Please output the records below in full, exactly as given, but without the images.

────────────────────

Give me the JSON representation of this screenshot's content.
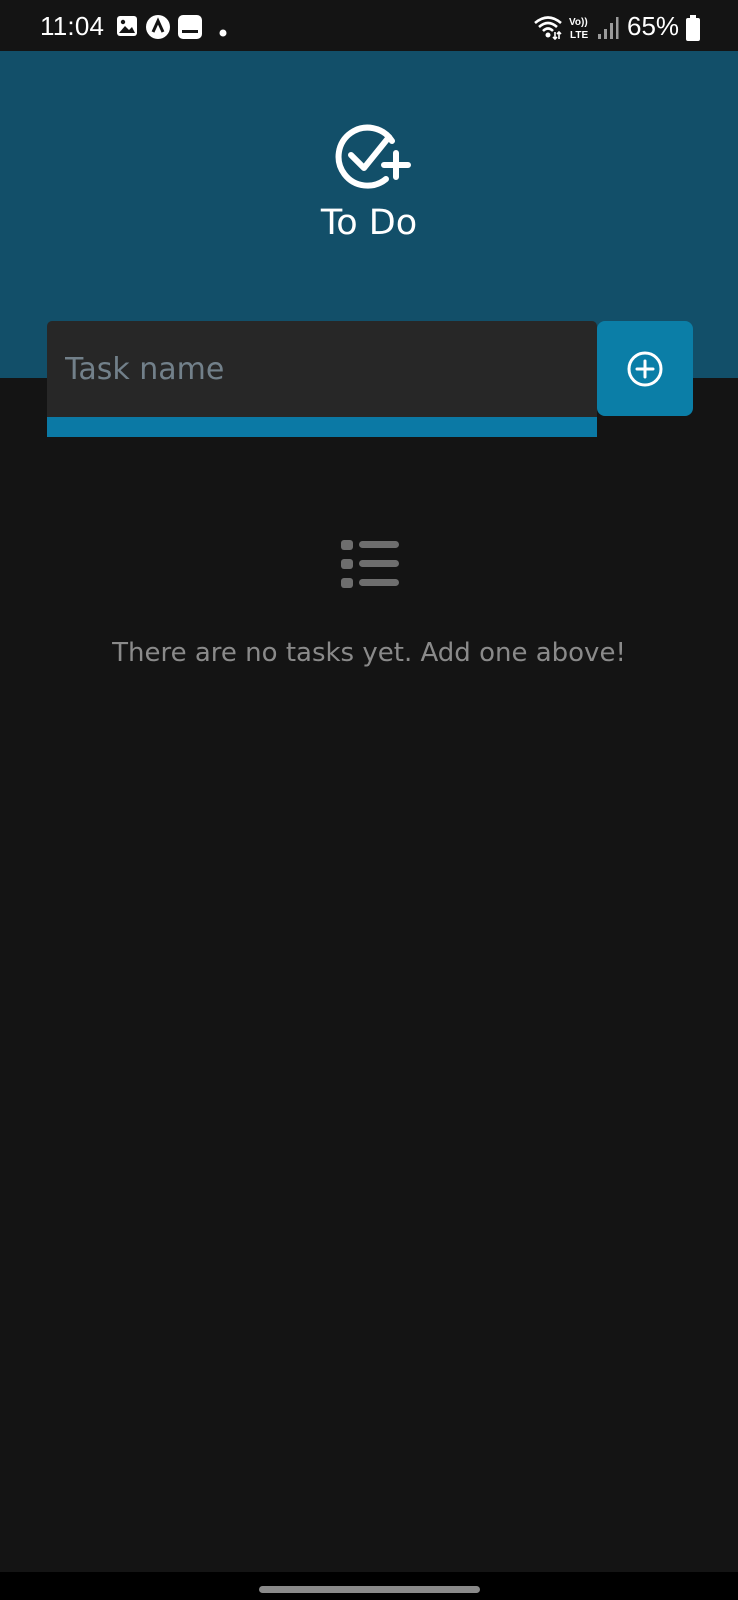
{
  "status_bar": {
    "time": "11:04",
    "battery_percent": "65%",
    "network": "Vo)) LTE",
    "icons": [
      "image-icon",
      "app-a-icon",
      "app-window-icon",
      "dot-icon",
      "wifi-icon",
      "volte-icon",
      "signal-icon",
      "battery-icon"
    ]
  },
  "header": {
    "title": "To Do",
    "logo_icon": "check-circle-plus-icon",
    "background": "#124f69"
  },
  "task_input": {
    "value": "",
    "placeholder": "Task name",
    "accent": "#0b79a5"
  },
  "add_button": {
    "icon": "plus-circle-icon",
    "color": "#0b7ea7"
  },
  "empty_state": {
    "icon": "list-icon",
    "message": "There are no tasks yet. Add one above!"
  },
  "colors": {
    "background": "#141414",
    "input_background": "#272727",
    "muted_text": "#8a8a8a"
  }
}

────────────────────

ANSWER FOR THE TASK →
Give me the JSON representation of this screenshot's content.
{
  "status_bar": {
    "time": "11:04",
    "battery_percent": "65%",
    "network": "Vo)) LTE",
    "icons": [
      "image-icon",
      "app-a-icon",
      "app-window-icon",
      "dot-icon",
      "wifi-icon",
      "volte-icon",
      "signal-icon",
      "battery-icon"
    ]
  },
  "header": {
    "title": "To Do",
    "logo_icon": "check-circle-plus-icon",
    "background": "#124f69"
  },
  "task_input": {
    "value": "",
    "placeholder": "Task name",
    "accent": "#0b79a5"
  },
  "add_button": {
    "icon": "plus-circle-icon",
    "color": "#0b7ea7"
  },
  "empty_state": {
    "icon": "list-icon",
    "message": "There are no tasks yet. Add one above!"
  },
  "colors": {
    "background": "#141414",
    "input_background": "#272727",
    "muted_text": "#8a8a8a"
  }
}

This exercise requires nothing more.